• **Stored items from a collection**:
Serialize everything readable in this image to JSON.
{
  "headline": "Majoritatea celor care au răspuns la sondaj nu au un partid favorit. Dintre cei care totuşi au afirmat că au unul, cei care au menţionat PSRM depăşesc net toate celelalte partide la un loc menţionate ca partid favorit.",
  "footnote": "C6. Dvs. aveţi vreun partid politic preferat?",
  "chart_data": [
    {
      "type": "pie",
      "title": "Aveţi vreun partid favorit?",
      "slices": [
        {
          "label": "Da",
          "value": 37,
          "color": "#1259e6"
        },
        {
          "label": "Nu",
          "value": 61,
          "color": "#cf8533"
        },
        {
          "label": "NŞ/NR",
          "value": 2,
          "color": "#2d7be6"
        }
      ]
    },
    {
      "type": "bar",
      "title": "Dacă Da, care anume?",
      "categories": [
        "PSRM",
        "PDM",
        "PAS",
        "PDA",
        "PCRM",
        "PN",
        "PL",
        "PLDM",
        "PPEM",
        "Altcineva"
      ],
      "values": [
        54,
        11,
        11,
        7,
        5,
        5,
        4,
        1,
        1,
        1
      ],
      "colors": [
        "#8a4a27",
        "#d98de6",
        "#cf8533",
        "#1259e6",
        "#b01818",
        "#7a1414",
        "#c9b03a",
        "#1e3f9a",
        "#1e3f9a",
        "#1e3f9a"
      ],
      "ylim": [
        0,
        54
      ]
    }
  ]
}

• **WHAT THE TASK REQUIRES**: Of the lines above, how many include the word "partid"? Reply with the number only.

• **COMPLETE OUTPUT**: 3